▸ **Records**:
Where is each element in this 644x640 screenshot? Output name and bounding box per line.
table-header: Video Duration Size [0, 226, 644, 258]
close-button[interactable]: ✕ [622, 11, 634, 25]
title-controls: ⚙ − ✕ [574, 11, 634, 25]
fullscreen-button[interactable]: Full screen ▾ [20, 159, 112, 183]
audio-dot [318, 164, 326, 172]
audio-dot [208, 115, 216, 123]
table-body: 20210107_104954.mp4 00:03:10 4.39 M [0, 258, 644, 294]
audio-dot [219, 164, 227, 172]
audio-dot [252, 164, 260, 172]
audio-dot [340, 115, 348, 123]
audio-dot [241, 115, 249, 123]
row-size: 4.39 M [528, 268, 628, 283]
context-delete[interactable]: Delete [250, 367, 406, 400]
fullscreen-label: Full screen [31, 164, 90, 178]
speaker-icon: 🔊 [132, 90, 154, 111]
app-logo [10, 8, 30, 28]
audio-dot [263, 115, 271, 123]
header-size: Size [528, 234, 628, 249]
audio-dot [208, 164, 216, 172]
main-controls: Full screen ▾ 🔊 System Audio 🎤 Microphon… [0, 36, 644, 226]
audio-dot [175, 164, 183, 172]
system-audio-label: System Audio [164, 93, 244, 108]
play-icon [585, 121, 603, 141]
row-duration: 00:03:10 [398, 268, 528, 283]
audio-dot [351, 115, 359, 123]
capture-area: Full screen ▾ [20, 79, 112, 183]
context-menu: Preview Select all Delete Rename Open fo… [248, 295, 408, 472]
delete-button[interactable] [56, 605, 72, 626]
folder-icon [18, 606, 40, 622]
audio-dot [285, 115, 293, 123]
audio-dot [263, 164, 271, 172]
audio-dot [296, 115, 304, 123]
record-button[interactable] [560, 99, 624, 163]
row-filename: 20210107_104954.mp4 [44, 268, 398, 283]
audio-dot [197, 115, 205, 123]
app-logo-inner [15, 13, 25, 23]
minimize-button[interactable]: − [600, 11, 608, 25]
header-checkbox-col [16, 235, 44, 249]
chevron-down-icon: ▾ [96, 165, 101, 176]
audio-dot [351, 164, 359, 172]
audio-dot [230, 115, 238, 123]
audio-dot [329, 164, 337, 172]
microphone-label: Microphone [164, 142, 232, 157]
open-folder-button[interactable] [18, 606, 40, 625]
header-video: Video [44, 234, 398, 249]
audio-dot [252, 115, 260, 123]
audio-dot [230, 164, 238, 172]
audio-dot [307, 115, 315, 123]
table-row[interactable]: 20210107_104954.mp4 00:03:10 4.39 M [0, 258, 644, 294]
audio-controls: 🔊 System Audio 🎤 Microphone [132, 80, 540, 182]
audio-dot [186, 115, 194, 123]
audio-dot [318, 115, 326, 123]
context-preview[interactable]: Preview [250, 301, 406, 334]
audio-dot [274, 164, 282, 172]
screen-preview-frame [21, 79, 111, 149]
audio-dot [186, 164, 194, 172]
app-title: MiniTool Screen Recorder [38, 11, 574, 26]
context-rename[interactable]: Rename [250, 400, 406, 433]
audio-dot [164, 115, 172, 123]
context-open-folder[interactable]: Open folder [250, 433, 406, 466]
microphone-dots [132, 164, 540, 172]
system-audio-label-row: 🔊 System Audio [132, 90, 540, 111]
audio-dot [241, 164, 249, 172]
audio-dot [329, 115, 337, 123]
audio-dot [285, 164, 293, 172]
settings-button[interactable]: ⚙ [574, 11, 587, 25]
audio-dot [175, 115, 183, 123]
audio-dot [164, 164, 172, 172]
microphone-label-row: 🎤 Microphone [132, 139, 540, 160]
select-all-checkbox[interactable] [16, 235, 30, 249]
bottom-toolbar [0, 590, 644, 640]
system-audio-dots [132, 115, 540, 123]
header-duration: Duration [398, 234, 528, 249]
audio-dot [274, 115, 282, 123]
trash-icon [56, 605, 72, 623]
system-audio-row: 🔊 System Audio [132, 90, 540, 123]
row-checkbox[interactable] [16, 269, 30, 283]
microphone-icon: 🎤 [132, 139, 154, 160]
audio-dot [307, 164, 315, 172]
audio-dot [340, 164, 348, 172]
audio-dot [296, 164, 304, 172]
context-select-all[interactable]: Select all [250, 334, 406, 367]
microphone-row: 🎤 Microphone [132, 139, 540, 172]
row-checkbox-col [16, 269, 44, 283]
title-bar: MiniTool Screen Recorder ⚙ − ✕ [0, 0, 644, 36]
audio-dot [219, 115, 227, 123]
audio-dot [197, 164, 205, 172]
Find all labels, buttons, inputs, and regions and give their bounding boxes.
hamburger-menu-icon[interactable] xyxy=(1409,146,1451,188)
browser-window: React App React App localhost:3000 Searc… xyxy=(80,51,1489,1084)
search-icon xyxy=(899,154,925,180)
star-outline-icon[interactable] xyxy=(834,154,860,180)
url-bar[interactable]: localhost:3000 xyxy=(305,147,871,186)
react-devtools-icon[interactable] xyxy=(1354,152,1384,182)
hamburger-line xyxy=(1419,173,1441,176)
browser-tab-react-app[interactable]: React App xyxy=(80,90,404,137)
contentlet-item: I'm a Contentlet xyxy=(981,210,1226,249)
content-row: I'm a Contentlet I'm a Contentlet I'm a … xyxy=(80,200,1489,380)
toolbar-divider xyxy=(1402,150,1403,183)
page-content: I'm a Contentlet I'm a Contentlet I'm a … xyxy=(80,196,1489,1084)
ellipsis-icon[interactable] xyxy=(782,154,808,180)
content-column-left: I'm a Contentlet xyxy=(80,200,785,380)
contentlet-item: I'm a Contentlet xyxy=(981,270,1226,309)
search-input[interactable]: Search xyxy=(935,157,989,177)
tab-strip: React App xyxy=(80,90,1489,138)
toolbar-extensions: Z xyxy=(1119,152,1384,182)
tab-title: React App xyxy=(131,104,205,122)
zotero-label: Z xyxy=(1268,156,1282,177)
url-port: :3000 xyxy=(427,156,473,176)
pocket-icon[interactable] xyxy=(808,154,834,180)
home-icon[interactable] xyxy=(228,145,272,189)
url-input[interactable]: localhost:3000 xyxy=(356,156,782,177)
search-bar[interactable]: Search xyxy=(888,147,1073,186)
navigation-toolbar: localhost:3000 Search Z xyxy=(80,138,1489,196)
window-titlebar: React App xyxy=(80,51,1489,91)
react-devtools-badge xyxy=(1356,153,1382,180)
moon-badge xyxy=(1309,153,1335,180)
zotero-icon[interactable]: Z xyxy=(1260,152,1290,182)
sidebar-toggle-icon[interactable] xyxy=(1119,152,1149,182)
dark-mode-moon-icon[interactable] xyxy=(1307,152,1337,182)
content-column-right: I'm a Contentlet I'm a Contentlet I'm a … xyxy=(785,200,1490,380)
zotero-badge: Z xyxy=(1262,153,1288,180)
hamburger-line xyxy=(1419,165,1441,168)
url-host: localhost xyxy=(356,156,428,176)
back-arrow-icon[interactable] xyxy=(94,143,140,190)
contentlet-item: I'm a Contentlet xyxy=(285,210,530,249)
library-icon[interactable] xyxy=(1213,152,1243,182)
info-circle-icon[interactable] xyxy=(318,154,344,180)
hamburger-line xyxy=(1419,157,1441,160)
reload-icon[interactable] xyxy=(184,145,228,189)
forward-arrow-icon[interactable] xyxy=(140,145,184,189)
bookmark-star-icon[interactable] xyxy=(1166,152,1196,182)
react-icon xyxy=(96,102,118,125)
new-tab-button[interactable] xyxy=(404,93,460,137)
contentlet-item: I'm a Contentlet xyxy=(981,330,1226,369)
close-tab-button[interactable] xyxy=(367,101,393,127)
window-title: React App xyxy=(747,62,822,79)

▸ **Task requirements**: Render every line from the start of the data through the line that contains "app-logo-inner [15, 13, 25, 23]" as a JSON list of strings, one string per line, with blank lines left out.

▸ **Right answer**:
[
  "Where is each element in this 644x640 screenshot? Output name and bounding box per line.",
  "table-header: Video Duration Size [0, 226, 644, 258]",
  "close-button[interactable]: ✕ [622, 11, 634, 25]",
  "title-controls: ⚙ − ✕ [574, 11, 634, 25]",
  "fullscreen-button[interactable]: Full screen ▾ [20, 159, 112, 183]",
  "audio-dot [318, 164, 326, 172]",
  "audio-dot [208, 115, 216, 123]",
  "table-body: 20210107_104954.mp4 00:03:10 4.39 M [0, 258, 644, 294]",
  "audio-dot [219, 164, 227, 172]",
  "audio-dot [252, 164, 260, 172]",
  "audio-dot [340, 115, 348, 123]",
  "audio-dot [241, 115, 249, 123]",
  "row-size: 4.39 M [528, 268, 628, 283]",
  "context-delete[interactable]: Delete [250, 367, 406, 400]",
  "fullscreen-label: Full screen [31, 164, 90, 178]",
  "speaker-icon: 🔊 [132, 90, 154, 111]",
  "app-logo [10, 8, 30, 28]",
  "audio-dot [263, 115, 271, 123]",
  "header-size: Size [528, 234, 628, 249]",
  "audio-dot [208, 164, 216, 172]",
  "main-controls: Full screen ▾ 🔊 System Audio 🎤 Microphon… [0, 36, 644, 226]",
  "audio-dot [175, 164, 183, 172]",
  "system-audio-label: System Audio [164, 93, 244, 108]",
  "play-icon [585, 121, 603, 141]",
  "row-duration: 00:03:10 [398, 268, 528, 283]",
  "audio-dot [351, 115, 359, 123]",
  "capture-area: Full screen ▾ [20, 79, 112, 183]",
  "context-menu: Preview Select all Delete Rename Open fo… [248, 295, 408, 472]",
  "delete-button[interactable] [56, 605, 72, 626]",
  "folder-icon [18, 606, 40, 622]",
  "audio-dot [285, 115, 293, 123]",
  "audio-dot [263, 164, 271, 172]",
  "audio-dot [296, 115, 304, 123]",
  "record-button[interactable] [560, 99, 624, 163]",
  "row-filename: 20210107_104954.mp4 [44, 268, 398, 283]",
  "audio-dot [197, 115, 205, 123]",
  "app-logo-inner [15, 13, 25, 23]"
]